[Start]

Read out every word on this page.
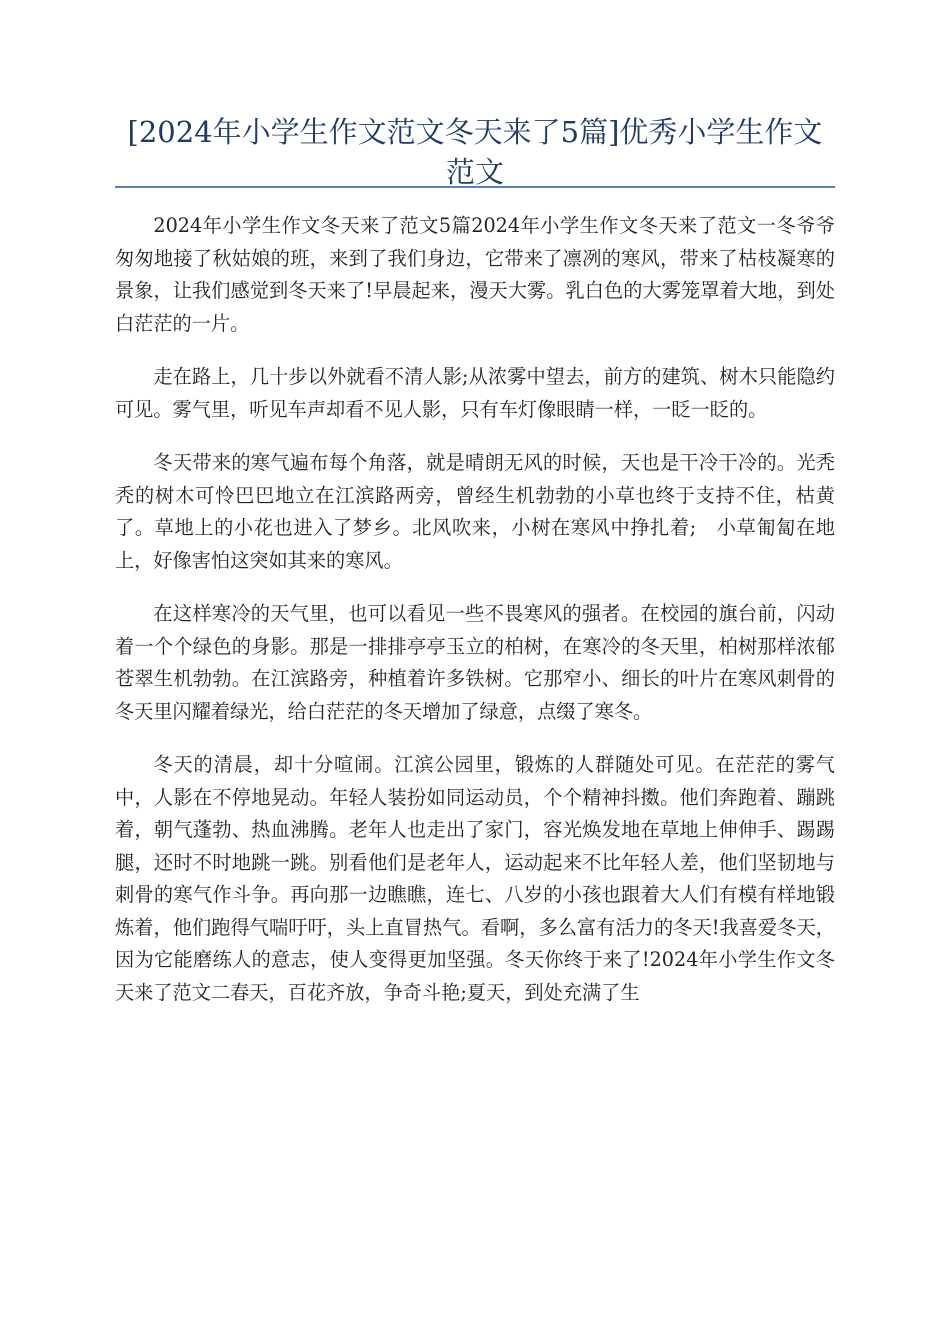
[2024年小学生作文范文冬天来了5篇]优秀小学生作文范文

2024年小学生作文冬天来了范文5篇2024年小学生作文冬天来了范文一冬爷爷匆匆地接了秋姑娘的班，来到了我们身边，它带来了凛冽的寒风，带来了枯枝凝寒的景象，让我们感觉到冬天来了!早晨起来，漫天大雾。乳白色的大雾笼罩着大地，到处白茫茫的一片。

走在路上，几十步以外就看不清人影;从浓雾中望去，前方的建筑、树木只能隐约可见。雾气里，听见车声却看不见人影，只有车灯像眼睛一样，一眨一眨的。

冬天带来的寒气遍布每个角落，就是晴朗无风的时候，天也是干冷干冷的。光秃秃的树木可怜巴巴地立在江滨路两旁，曾经生机勃勃的小草也终于支持不住，枯黄了。草地上的小花也进入了梦乡。北风吹来，小树在寒风中挣扎着;　小草匍匐在地上，好像害怕这突如其来的寒风。

在这样寒冷的天气里，也可以看见一些不畏寒风的强者。在校园的旗台前，闪动着一个个绿色的身影。那是一排排亭亭玉立的柏树，在寒冷的冬天里，柏树那样浓郁苍翠生机勃勃。在江滨路旁，种植着许多铁树。它那窄小、细长的叶片在寒风刺骨的冬天里闪耀着绿光，给白茫茫的冬天增加了绿意，点缀了寒冬。

冬天的清晨，却十分喧闹。江滨公园里，锻炼的人群随处可见。在茫茫的雾气中，人影在不停地晃动。年轻人装扮如同运动员，个个精神抖擞。他们奔跑着、蹦跳着，朝气蓬勃、热血沸腾。老年人也走出了家门，容光焕发地在草地上伸伸手、踢踢腿，还时不时地跳一跳。别看他们是老年人，运动起来不比年轻人差，他们坚韧地与刺骨的寒气作斗争。再向那一边瞧瞧，连七、八岁的小孩也跟着大人们有模有样地锻炼着，他们跑得气喘吁吁，头上直冒热气。看啊，多么富有活力的冬天!我喜爱冬天，因为它能磨练人的意志，使人变得更加坚强。冬天你终于来了!2024年小学生作文冬天来了范文二春天，百花齐放，争奇斗艳;夏天，到处充满了生
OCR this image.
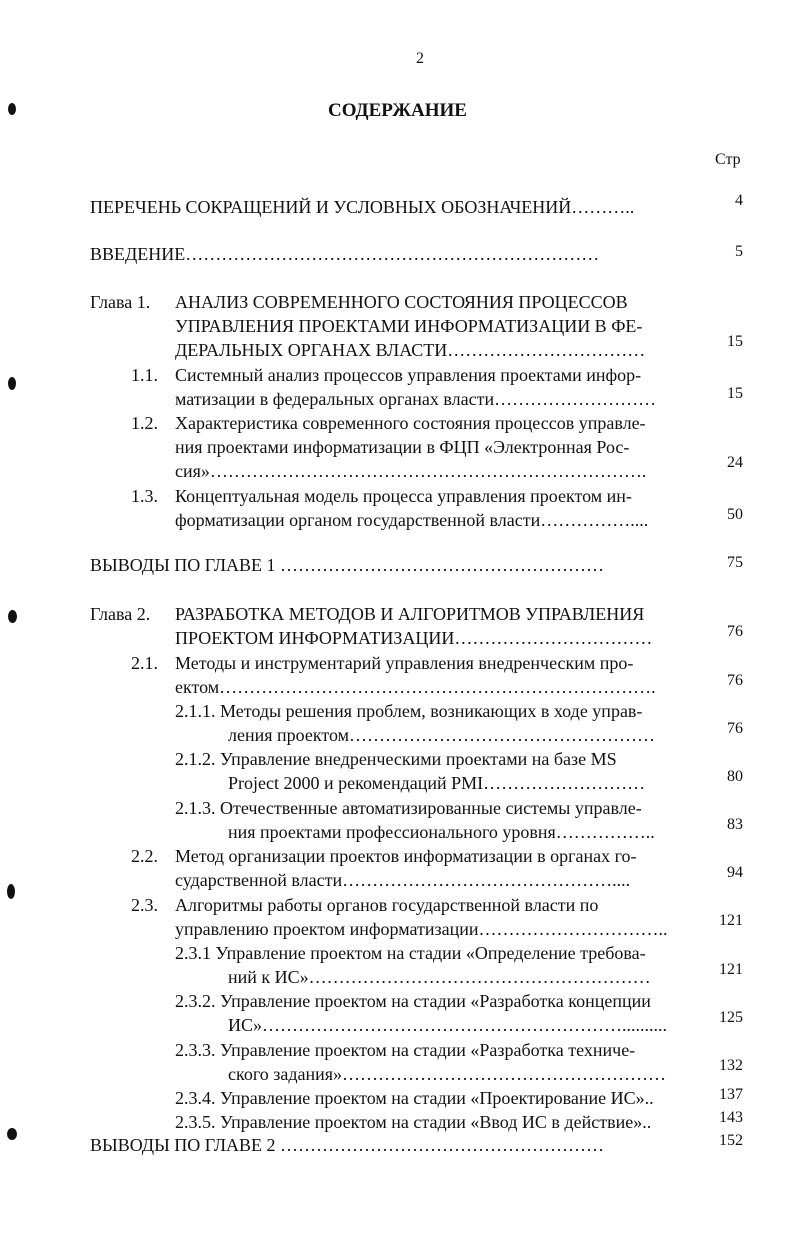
2
СОДЕРЖАНИЕ
Стр
ПЕРЕЧЕНЬ СОКРАЩЕНИЙ И УСЛОВНЫХ ОБОЗНАЧЕНИЙ………..	4
ВВЕДЕНИЕ……………………………………………………………	5
Глава 1. АНАЛИЗ СОВРЕМЕННОГО СОСТОЯНИЯ ПРОЦЕССОВ
УПРАВЛЕНИЯ ПРОЕКТАМИ ИНФОРМАТИЗАЦИИ В ФЕ-
ДЕРАЛЬНЫХ ОРГАНАХ ВЛАСТИ……………………………	15
1.1. Системный анализ процессов управления проектами инфор-
матизации в федеральных органах власти………………………	15
1.2. Характеристика современного состояния процессов управле-
ния проектами информатизации в ФЦП «Электронная Рос-
сия»……………………………………………………………….	24
1.3. Концептуальная модель процесса управления проектом ин-
форматизации органом государственной власти……………....	50
ВЫВОДЫ ПО ГЛАВЕ 1 ………………………………………………	75
Глава 2. РАЗРАБОТКА МЕТОДОВ И АЛГОРИТМОВ УПРАВЛЕНИЯ
ПРОЕКТОМ ИНФОРМАТИЗАЦИИ……………………………	76
2.1. Методы и инструментарий управления внедренческим про-
ектом……………………………………………………………….	76
2.1.1. Методы решения проблем, возникающих в ходе управ-
ления проектом……………………………………………	76
2.1.2. Управление внедренческими проектами на базе MS
Project 2000 и рекомендаций PMI………………………	80
2.1.3. Отечественные автоматизированные системы управле-
ния проектами профессионального уровня……………..	83
2.2. Метод организации проектов информатизации в органах го-
сударственной власти………………………………………....	94
2.3. Алгоритмы работы органов государственной власти по
управлению проектом информатизации…………………………..	121
2.3.1 Управление проектом на стадии «Определение требова-
ний к ИС»…………………………………………………	121
2.3.2. Управление проектом на стадии «Разработка концепции
ИС»……………………………………………………..........	125
2.3.3. Управление проектом на стадии «Разработка техниче-
ского задания»………………………………………………	132
2.3.4. Управление проектом на стадии «Проектирование ИС»..	137
2.3.5. Управление проектом на стадии «Ввод ИС в действие»..	143
ВЫВОДЫ ПО ГЛАВЕ 2 ………………………………………………	152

[End]

▸ **Task to carry out**
Repeat the material verbatim. Do not carry over any picture.

▸ **Exercise response**
Read out every word on this page.
[2024年小学生作文范文冬天来了5篇]优秀小学生作文范文

2024年小学生作文冬天来了范文5篇2024年小学生作文冬天来了范文一冬爷爷匆匆地接了秋姑娘的班，来到了我们身边，它带来了凛冽的寒风，带来了枯枝凝寒的景象，让我们感觉到冬天来了!早晨起来，漫天大雾。乳白色的大雾笼罩着大地，到处白茫茫的一片。

走在路上，几十步以外就看不清人影;从浓雾中望去，前方的建筑、树木只能隐约可见。雾气里，听见车声却看不见人影，只有车灯像眼睛一样，一眨一眨的。

冬天带来的寒气遍布每个角落，就是晴朗无风的时候，天也是干冷干冷的。光秃秃的树木可怜巴巴地立在江滨路两旁，曾经生机勃勃的小草也终于支持不住，枯黄了。草地上的小花也进入了梦乡。北风吹来，小树在寒风中挣扎着;　小草匍匐在地上，好像害怕这突如其来的寒风。

在这样寒冷的天气里，也可以看见一些不畏寒风的强者。在校园的旗台前，闪动着一个个绿色的身影。那是一排排亭亭玉立的柏树，在寒冷的冬天里，柏树那样浓郁苍翠生机勃勃。在江滨路旁，种植着许多铁树。它那窄小、细长的叶片在寒风刺骨的冬天里闪耀着绿光，给白茫茫的冬天增加了绿意，点缀了寒冬。

冬天的清晨，却十分喧闹。江滨公园里，锻炼的人群随处可见。在茫茫的雾气中，人影在不停地晃动。年轻人装扮如同运动员，个个精神抖擞。他们奔跑着、蹦跳着，朝气蓬勃、热血沸腾。老年人也走出了家门，容光焕发地在草地上伸伸手、踢踢腿，还时不时地跳一跳。别看他们是老年人，运动起来不比年轻人差，他们坚韧地与刺骨的寒气作斗争。再向那一边瞧瞧，连七、八岁的小孩也跟着大人们有模有样地锻炼着，他们跑得气喘吁吁，头上直冒热气。看啊，多么富有活力的冬天!我喜爱冬天，因为它能磨练人的意志，使人变得更加坚强。冬天你终于来了!2024年小学生作文冬天来了范文二春天，百花齐放，争奇斗艳;夏天，到处充满了生
OCR this image.
2
СОДЕРЖАНИЕ
Стр
ПЕРЕЧЕНЬ СОКРАЩЕНИЙ И УСЛОВНЫХ ОБОЗНАЧЕНИЙ………..	4
ВВЕДЕНИЕ……………………………………………………………	5
Глава 1. АНАЛИЗ СОВРЕМЕННОГО СОСТОЯНИЯ ПРОЦЕССОВ
УПРАВЛЕНИЯ ПРОЕКТАМИ ИНФОРМАТИЗАЦИИ В ФЕ-
ДЕРАЛЬНЫХ ОРГАНАХ ВЛАСТИ……………………………	15
1.1. Системный анализ процессов управления проектами инфор-
матизации в федеральных органах власти………………………	15
1.2. Характеристика современного состояния процессов управле-
ния проектами информатизации в ФЦП «Электронная Рос-
сия»……………………………………………………………….	24
1.3. Концептуальная модель процесса управления проектом ин-
форматизации органом государственной власти……………....	50
ВЫВОДЫ ПО ГЛАВЕ 1 ………………………………………………	75
Глава 2. РАЗРАБОТКА МЕТОДОВ И АЛГОРИТМОВ УПРАВЛЕНИЯ
ПРОЕКТОМ ИНФОРМАТИЗАЦИИ……………………………	76
2.1. Методы и инструментарий управления внедренческим про-
ектом……………………………………………………………….	76
2.1.1. Методы решения проблем, возникающих в ходе управ-
ления проектом……………………………………………	76
2.1.2. Управление внедренческими проектами на базе MS
Project 2000 и рекомендаций PMI………………………	80
2.1.3. Отечественные автоматизированные системы управле-
ния проектами профессионального уровня……………..	83
2.2. Метод организации проектов информатизации в органах го-
сударственной власти………………………………………....	94
2.3. Алгоритмы работы органов государственной власти по
управлению проектом информатизации…………………………..	121
2.3.1 Управление проектом на стадии «Определение требова-
ний к ИС»…………………………………………………	121
2.3.2. Управление проектом на стадии «Разработка концепции
ИС»……………………………………………………..........	125
2.3.3. Управление проектом на стадии «Разработка техниче-
ского задания»………………………………………………	132
2.3.4. Управление проектом на стадии «Проектирование ИС»..	137
2.3.5. Управление проектом на стадии «Ввод ИС в действие»..	143
ВЫВОДЫ ПО ГЛАВЕ 2 ………………………………………………	152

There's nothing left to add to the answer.